## Items:
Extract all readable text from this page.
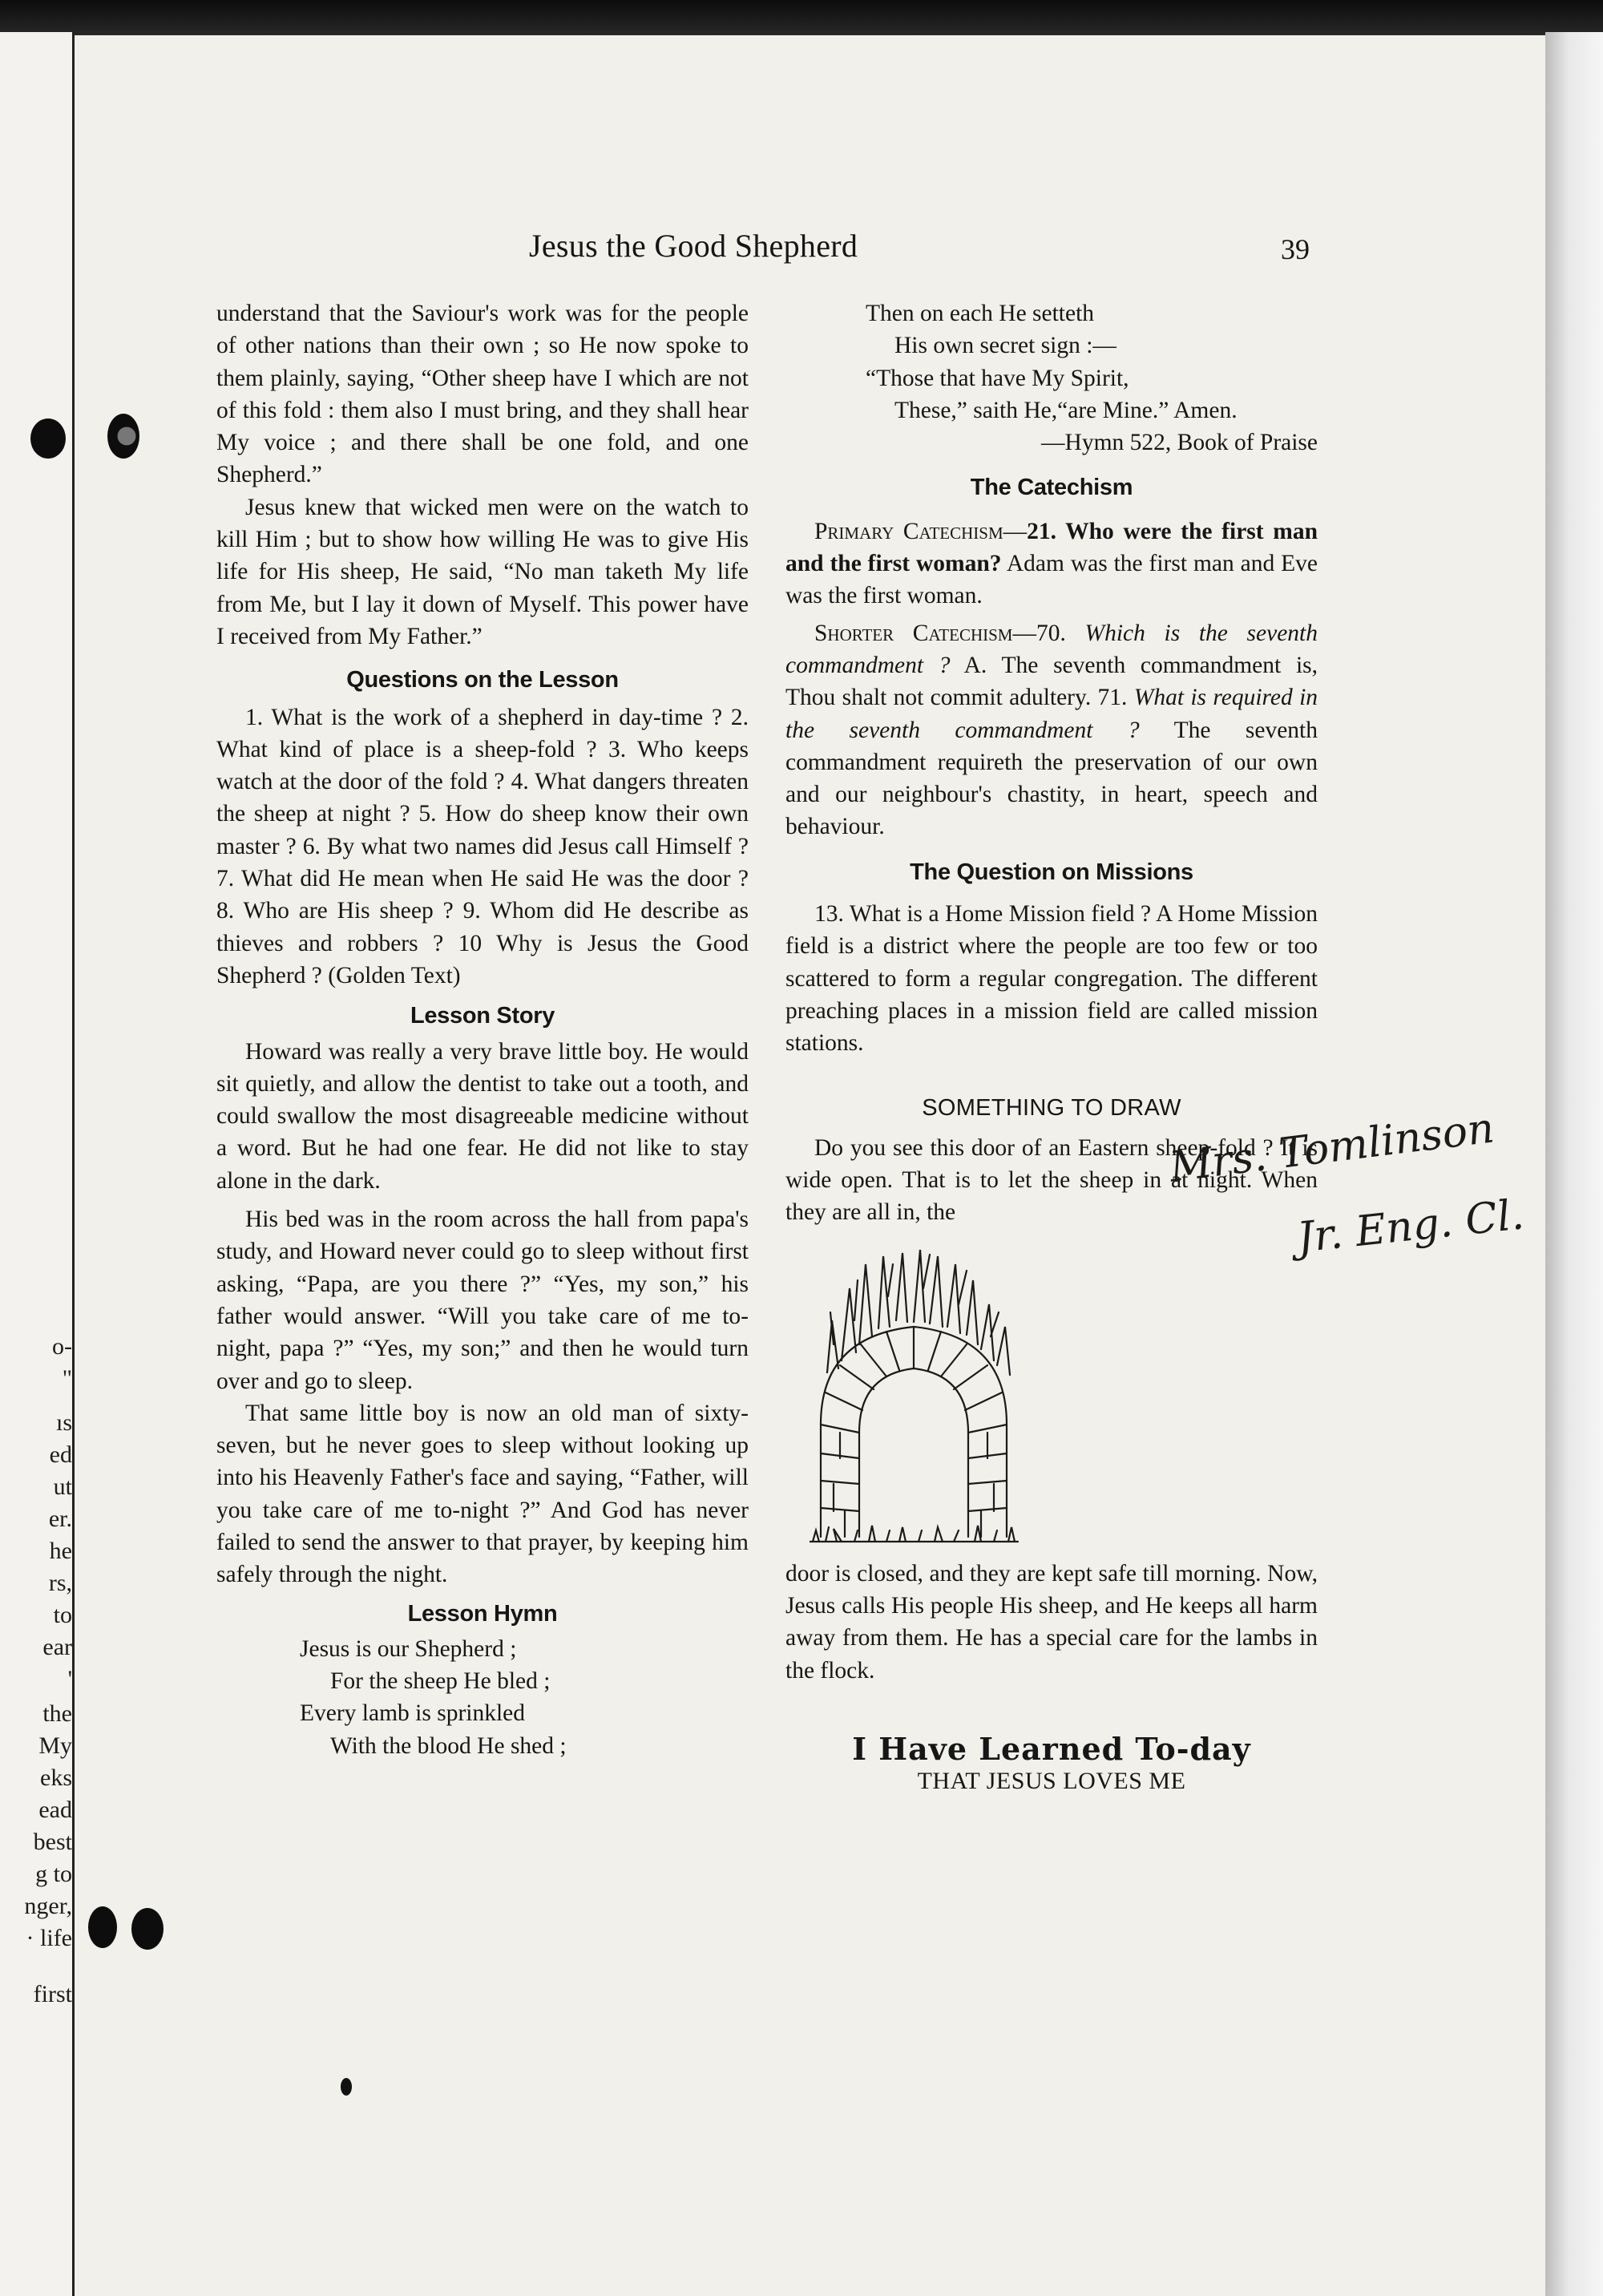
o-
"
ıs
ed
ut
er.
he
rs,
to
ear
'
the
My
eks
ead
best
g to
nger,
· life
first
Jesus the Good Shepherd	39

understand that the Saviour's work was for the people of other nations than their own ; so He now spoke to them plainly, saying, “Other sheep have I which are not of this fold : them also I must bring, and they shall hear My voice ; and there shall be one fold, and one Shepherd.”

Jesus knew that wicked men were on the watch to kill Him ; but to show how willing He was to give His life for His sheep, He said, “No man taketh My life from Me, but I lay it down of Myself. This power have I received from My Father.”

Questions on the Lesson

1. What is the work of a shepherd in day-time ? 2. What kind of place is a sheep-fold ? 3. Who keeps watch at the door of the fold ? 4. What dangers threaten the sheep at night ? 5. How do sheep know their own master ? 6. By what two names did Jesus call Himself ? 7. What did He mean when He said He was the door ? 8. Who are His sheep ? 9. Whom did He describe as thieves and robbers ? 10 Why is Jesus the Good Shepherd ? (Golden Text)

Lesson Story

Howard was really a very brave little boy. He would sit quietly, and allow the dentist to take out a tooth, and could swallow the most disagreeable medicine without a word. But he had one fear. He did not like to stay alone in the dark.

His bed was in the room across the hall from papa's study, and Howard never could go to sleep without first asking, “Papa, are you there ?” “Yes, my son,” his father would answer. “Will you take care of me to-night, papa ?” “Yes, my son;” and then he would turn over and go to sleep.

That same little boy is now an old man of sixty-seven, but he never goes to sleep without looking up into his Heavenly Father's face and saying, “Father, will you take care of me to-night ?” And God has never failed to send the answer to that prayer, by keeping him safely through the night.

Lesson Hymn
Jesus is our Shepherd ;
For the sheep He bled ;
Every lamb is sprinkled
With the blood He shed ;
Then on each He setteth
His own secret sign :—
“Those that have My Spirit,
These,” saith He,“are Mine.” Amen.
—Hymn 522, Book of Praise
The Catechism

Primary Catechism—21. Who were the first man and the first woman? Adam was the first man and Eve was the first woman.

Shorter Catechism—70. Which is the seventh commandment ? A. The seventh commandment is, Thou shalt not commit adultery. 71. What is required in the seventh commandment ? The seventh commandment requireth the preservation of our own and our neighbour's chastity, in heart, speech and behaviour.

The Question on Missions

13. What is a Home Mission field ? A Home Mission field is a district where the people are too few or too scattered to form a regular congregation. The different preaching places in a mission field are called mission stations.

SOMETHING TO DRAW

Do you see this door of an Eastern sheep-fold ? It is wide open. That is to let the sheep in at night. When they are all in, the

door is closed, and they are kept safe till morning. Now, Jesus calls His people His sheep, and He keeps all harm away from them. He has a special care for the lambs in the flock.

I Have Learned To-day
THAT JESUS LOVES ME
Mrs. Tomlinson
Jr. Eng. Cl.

## What is required:
Leave out the pictures and retype every line above exactly.

## Exercise answer:
Extract all readable text from this page.
o-
"
ıs
ed
ut
er.
he
rs,
to
ear
'
the
My
eks
ead
best
g to
nger,
· life
first
Jesus the Good Shepherd	39

understand that the Saviour's work was for the people of other nations than their own ; so He now spoke to them plainly, saying, “Other sheep have I which are not of this fold : them also I must bring, and they shall hear My voice ; and there shall be one fold, and one Shepherd.”

Jesus knew that wicked men were on the watch to kill Him ; but to show how willing He was to give His life for His sheep, He said, “No man taketh My life from Me, but I lay it down of Myself. This power have I received from My Father.”

Questions on the Lesson

1. What is the work of a shepherd in day-time ? 2. What kind of place is a sheep-fold ? 3. Who keeps watch at the door of the fold ? 4. What dangers threaten the sheep at night ? 5. How do sheep know their own master ? 6. By what two names did Jesus call Himself ? 7. What did He mean when He said He was the door ? 8. Who are His sheep ? 9. Whom did He describe as thieves and robbers ? 10 Why is Jesus the Good Shepherd ? (Golden Text)

Lesson Story

Howard was really a very brave little boy. He would sit quietly, and allow the dentist to take out a tooth, and could swallow the most disagreeable medicine without a word. But he had one fear. He did not like to stay alone in the dark.

His bed was in the room across the hall from papa's study, and Howard never could go to sleep without first asking, “Papa, are you there ?” “Yes, my son,” his father would answer. “Will you take care of me to-night, papa ?” “Yes, my son;” and then he would turn over and go to sleep.

That same little boy is now an old man of sixty-seven, but he never goes to sleep without looking up into his Heavenly Father's face and saying, “Father, will you take care of me to-night ?” And God has never failed to send the answer to that prayer, by keeping him safely through the night.

Lesson Hymn
Jesus is our Shepherd ;
For the sheep He bled ;
Every lamb is sprinkled
With the blood He shed ;
Then on each He setteth
His own secret sign :—
“Those that have My Spirit,
These,” saith He,“are Mine.” Amen.
—Hymn 522, Book of Praise
The Catechism

Primary Catechism—21. Who were the first man and the first woman? Adam was the first man and Eve was the first woman.

Shorter Catechism—70. Which is the seventh commandment ? A. The seventh commandment is, Thou shalt not commit adultery. 71. What is required in the seventh commandment ? The seventh commandment requireth the preservation of our own and our neighbour's chastity, in heart, speech and behaviour.

The Question on Missions

13. What is a Home Mission field ? A Home Mission field is a district where the people are too few or too scattered to form a regular congregation. The different preaching places in a mission field are called mission stations.

SOMETHING TO DRAW

Do you see this door of an Eastern sheep-fold ? It is wide open. That is to let the sheep in at night. When they are all in, the

door is closed, and they are kept safe till morning. Now, Jesus calls His people His sheep, and He keeps all harm away from them. He has a special care for the lambs in the flock.

I Have Learned To-day
THAT JESUS LOVES ME
Mrs. Tomlinson
Jr. Eng. Cl.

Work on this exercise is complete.